- **Exercise description**
Work out the number of lines with the word "committed" in the material below, then reply with that number only.

·····

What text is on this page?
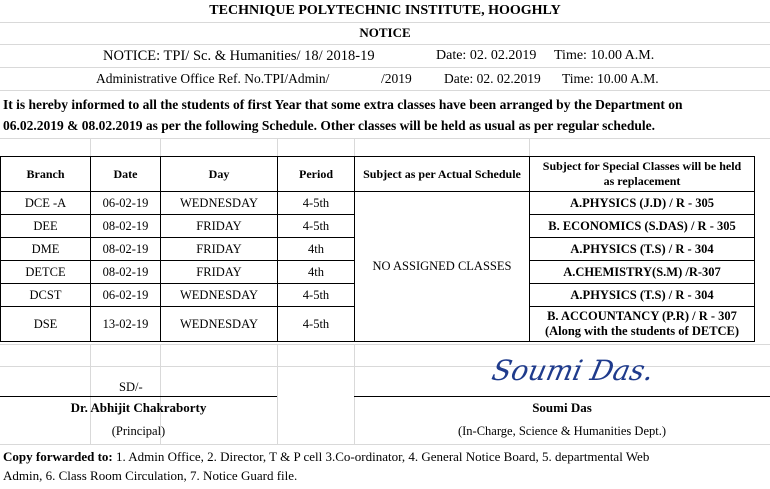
TECHNIQUE POLYTECHNIC INSTITUTE, HOOGHLY
NOTICE
NOTICE: TPI/ Sc. & Humanities/ 18/ 2018-19	Date: 02. 02.2019 Time: 10.00 A.M.
Administrative Office Ref. No.TPI/Admin/	/2019 Date: 02. 02.2019 Time: 10.00 A.M.
It is hereby informed to all the students of first Year that some extra classes have been arranged by the Department on
06.02.2019 & 08.02.2019 as per the following Schedule. Other classes will be held as usual as per regular schedule.
Branch	Date	Day	Period	Subject as per Actual Schedule	Subject for Special Classes will be held
as replacement

DCE -A	06-02-19	WEDNESDAY	4-5th	NO ASSIGNED CLASSES	A.PHYSICS (J.D) / R - 305
DEE	08-02-19	FRIDAY	4-5th		B. ECONOMICS (S.DAS) / R - 305
DME	08-02-19	FRIDAY	4th		A.PHYSICS (T.S) / R - 304
DETCE	08-02-19	FRIDAY	4th		A.CHEMISTRY(S.M) /R-307
DCST	06-02-19	WEDNESDAY	4-5th		A.PHYSICS (T.S) / R - 304
DSE	13-02-19	WEDNESDAY	4-5th		B. ACCOUNTANCY (P.R) / R - 307
(Along with the students of DETCE)
SD/-
Soumi Das.
Dr. Abhijit Chakraborty
(Principal)
Soumi Das
(In-Charge, Science & Humanities Dept.)
Copy forwarded to: 1. Admin Office, 2. Director, T & P cell 3.Co-ordinator, 4. General Notice Board, 5. departmental Web
Admin, 6. Class Room Circulation, 7. Notice Guard file.
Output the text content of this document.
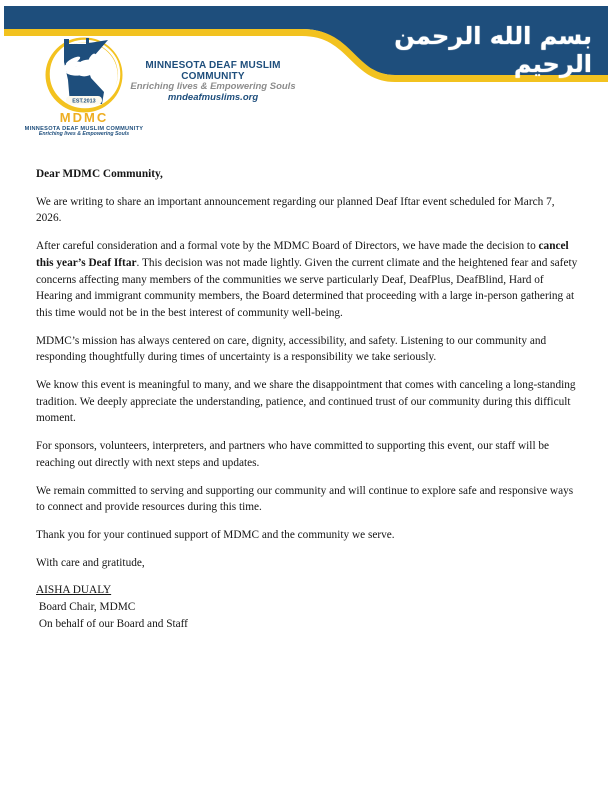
بسم الله الرحمن الرحيم
MINNESOTA DEAF MUSLIM COMMUNITY
Enriching lives & Empowering Souls
mndeafmuslims.org
EST.2013
MDMC
MINNESOTA DEAF MUSLIM COMMUNITY
Enriching lives & Empowering Souls

Dear MDMC Community,

We are writing to share an important announcement regarding our planned Deaf Iftar event scheduled for March 7, 2026.

After careful consideration and a formal vote by the MDMC Board of Directors, we have made the decision to cancel this year’s Deaf Iftar. This decision was not made lightly. Given the current climate and the heightened fear and safety concerns affecting many members of the communities we serve particularly Deaf, DeafPlus, DeafBlind, Hard of Hearing and immigrant community members, the Board determined that proceeding with a large in-person gathering at this time would not be in the best interest of community well-being.

MDMC’s mission has always centered on care, dignity, accessibility, and safety. Listening to our community and responding thoughtfully during times of uncertainty is a responsibility we take seriously.

We know this event is meaningful to many, and we share the disappointment that comes with canceling a long-standing tradition. We deeply appreciate the understanding, patience, and continued trust of our community during this difficult moment.

For sponsors, volunteers, interpreters, and partners who have committed to supporting this event, our staff will be reaching out directly with next steps and updates.

We remain committed to serving and supporting our community and will continue to explore safe and responsive ways to connect and provide resources during this time.

Thank you for your continued support of MDMC and the community we serve.

With care and gratitude,

AISHA DUALY
Board Chair, MDMC
On behalf of our Board and Staff
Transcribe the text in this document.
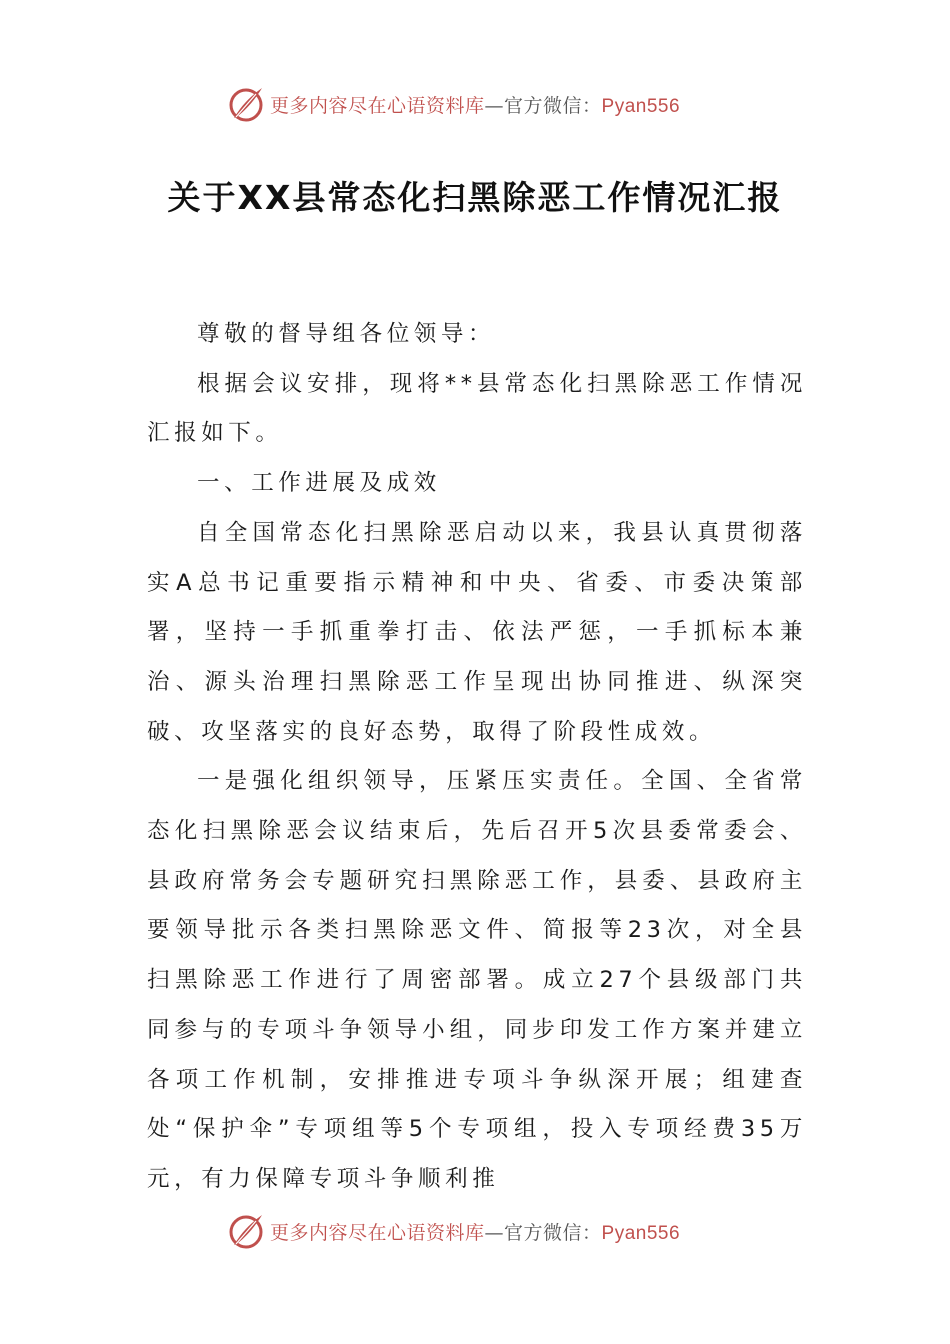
更多内容尽在心语资料库—官方微信：Pyan556
关于XX县常态化扫黑除恶工作情况汇报

尊敬的督导组各位领导：

根据会议安排，现将**县常态化扫黑除恶工作情况汇报如下。

一、工作进展及成效

自全国常态化扫黑除恶启动以来，我县认真贯彻落实A总书记重要指示精神和中央、省委、市委决策部署，坚持一手抓重拳打击、依法严惩，一手抓标本兼治、源头治理扫黑除恶工作呈现出协同推进、纵深突破、攻坚落实的良好态势，取得了阶段性成效。

一是强化组织领导，压紧压实责任。全国、全省常态化扫黑除恶会议结束后，先后召开5次县委常委会、县政府常务会专题研究扫黑除恶工作，县委、县政府主要领导批示各类扫黑除恶文件、简报等23次，对全县扫黑除恶工作进行了周密部署。成立27个县级部门共同参与的专项斗争领导小组，同步印发工作方案并建立各项工作机制，安排推进专项斗争纵深开展；组建查处“保护伞”专项组等5个专项组，投入专项经费35万元，有力保障专项斗争顺利推

更多内容尽在心语资料库—官方微信：Pyan556
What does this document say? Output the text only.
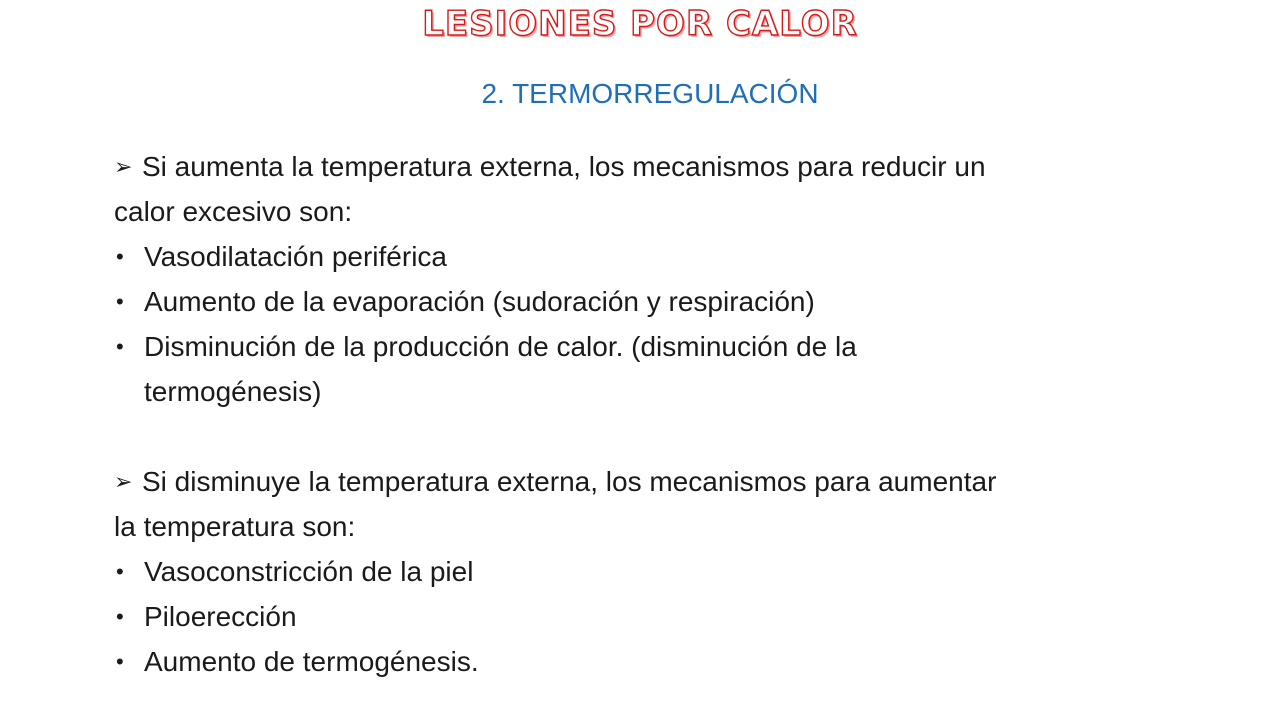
LESIONES POR CALOR
2. TERMORREGULACIÓN

➢ Si aumenta la temperatura externa, los mecanismos para reducir un calor excesivo son:

• Vasodilatación periférica
• Aumento de la evaporación (sudoración y respiración)
• Disminución de la producción de calor. (disminución de la termogénesis)

➢ Si disminuye la temperatura externa, los mecanismos para aumentar la temperatura son:

• Vasoconstricción de la piel
• Piloerección
• Aumento de termogénesis.
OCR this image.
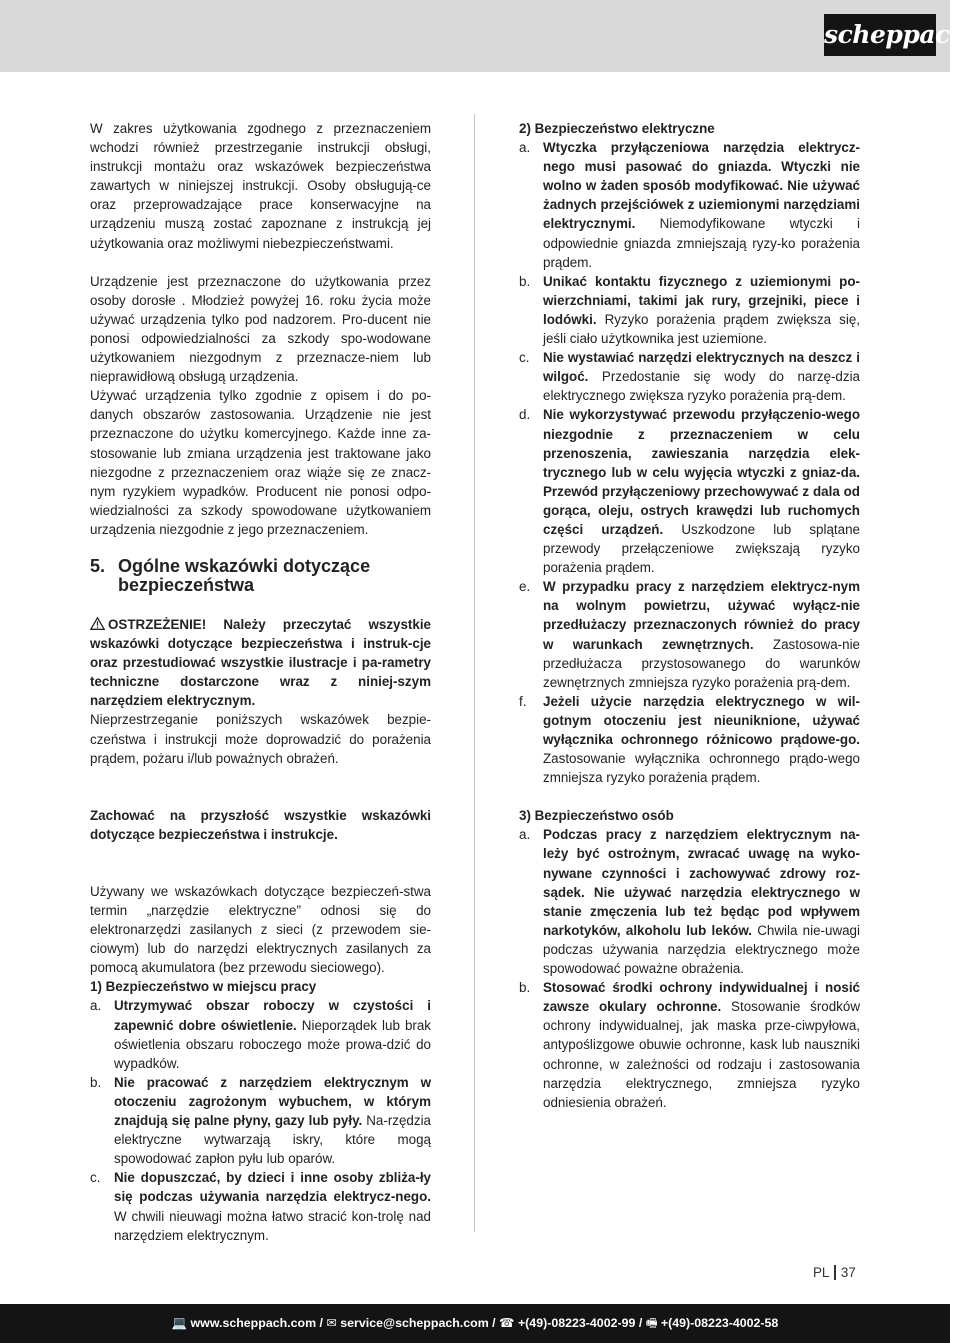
scheppach

W zakres użytkowania zgodnego z przeznaczeniem wchodzi również przestrzeganie instrukcji obsługi, instrukcji montażu oraz wskazówek bezpieczeństwa zawartych w niniejszej instrukcji. Osoby obsługują-ce oraz przeprowadzające prace konserwacyjne na urządzeniu muszą zostać zapoznane z instrukcją jej użytkowania oraz możliwymi niebezpieczeństwami.

Urządzenie jest przeznaczone do użytkowania przez osoby dorosłe . Młodzież powyżej 16. roku życia może używać urządzenia tylko pod nadzorem. Pro-ducent nie ponosi odpowiedzialności za szkody spo-wodowane użytkowaniem niezgodnym z przeznacze-niem lub nieprawidłową obsługą urządzenia.

Używać urządzenia tylko zgodnie z opisem i do po-danych obszarów zastosowania. Urządzenie nie jest przeznaczone do użytku komercyjnego. Każde inne za-stosowanie lub zmiana urządzenia jest traktowane jako niezgodne z przeznaczeniem oraz wiąże się ze znacz-nym ryzykiem wypadków. Producent nie ponosi odpo-wiedzialności za szkody spowodowane użytkowaniem urządzenia niezgodnie z jego przeznaczeniem.

5. Ogólne wskazówki dotyczące bezpieczeństwa

OSTRZEŻENIE! Należy przeczytać wszystkie wskazówki dotyczące bezpieczeństwa i instruk-cje oraz przestudiować wszystkie ilustracje i pa-rametry techniczne dostarczone wraz z niniej-szym narzędziem elektrycznym.

Nieprzestrzeganie poniższych wskazówek bezpie-czeństwa i instrukcji może doprowadzić do porażenia prądem, pożaru i/lub poważnych obrażeń.

Zachować na przyszłość wszystkie wskazówki dotyczące bezpieczeństwa i instrukcje.

Używany we wskazówkach dotyczące bezpieczeń-stwa termin „narzędzie elektryczne” odnosi się do elektronarzędzi zasilanych z sieci (z przewodem sie-ciowym) lub do narzędzi elektrycznych zasilanych za pomocą akumulatora (bez przewodu sieciowego).

1) Bezpieczeństwo w miejscu pracy

a. Utrzymywać obszar roboczy w czystości i zapewnić dobre oświetlenie. Nieporządek lub brak oświetlenia obszaru roboczego może prowa-dzić do wypadków.
b. Nie pracować z narzędziem elektrycznym w otoczeniu zagrożonym wybuchem, w którym znajdują się palne płyny, gazy lub pyły. Na-rzędzia elektryczne wytwarzają iskry, które mogą spowodować zapłon pyłu lub oparów.
c. Nie dopuszczać, by dzieci i inne osoby zbliża-ły się podczas używania narzędzia elektrycz-nego. W chwili nieuwagi można łatwo stracić kon-trolę nad narzędziem elektrycznym.

2) Bezpieczeństwo elektryczne

a. Wtyczka przyłączeniowa narzędzia elektrycz-nego musi pasować do gniazda. Wtyczki nie wolno w żaden sposób modyfikować. Nie używać żadnych przejściówek z uziemionymi narzędziami elektrycznymi. Niemodyfikowane wtyczki i odpowiednie gniazda zmniejszają ryzy-ko porażenia prądem.
b. Unikać kontaktu fizycznego z uziemionymi po-wierzchniami, takimi jak rury, grzejniki, piece i lodówki. Ryzyko porażenia prądem zwiększa się, jeśli ciało użytkownika jest uziemione.
c. Nie wystawiać narzędzi elektrycznych na deszcz i wilgoć. Przedostanie się wody do narzę-dzia elektrycznego zwiększa ryzyko porażenia prą-dem.
d. Nie wykorzystywać przewodu przyłączenio-wego niezgodnie z przeznaczeniem w celu przenoszenia, zawieszania narzędzia elek-trycznego lub w celu wyjęcia wtyczki z gniaz-da. Przewód przyłączeniowy przechowywać z dala od gorąca, oleju, ostrych krawędzi lub ruchomych części urządzeń. Uszkodzone lub splątane przewody przełączeniowe zwiększają ryzyko porażenia prądem.
e. W przypadku pracy z narzędziem elektrycz-nym na wolnym powietrzu, używać wyłącz-nie przedłużaczy przeznaczonych również do pracy w warunkach zewnętrznych. Zastosowa-nie przedłużacza przystosowanego do warunków zewnętrznych zmniejsza ryzyko porażenia prą-dem.
f. Jeżeli użycie narzędzia elektrycznego w wil-gotnym otoczeniu jest nieuniknione, używać wyłącznika ochronnego różnicowo prądowe-go. Zastosowanie wyłącznika ochronnego prądo-wego zmniejsza ryzyko porażenia prądem.

3) Bezpieczeństwo osób

a. Podczas pracy z narzędziem elektrycznym na-leży być ostrożnym, zwracać uwagę na wyko-nywane czynności i zachowywać zdrowy roz-sądek. Nie używać narzędzia elektrycznego w stanie zmęczenia lub też będąc pod wpływem narkotyków, alkoholu lub leków. Chwila nie-uwagi podczas używania narzędzia elektrycznego może spowodować poważne obrażenia.
b. Stosować środki ochrony indywidualnej i nosić zawsze okulary ochronne. Stosowanie środków ochrony indywidualnej, jak maska prze-ciwpyłowa, antypoślizgowe obuwie ochronne, kask lub nauszniki ochronne, w zależności od rodzaju i zastosowania narzędzia elektrycznego, zmniejsza ryzyko odniesienia obrażeń.
PL 37
💻 www.scheppach.com / ✉ service@scheppach.com / ☎ +(49)-08223-4002-99 / 🖷 +(49)-08223-4002-58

·····

- **Response to this task**
2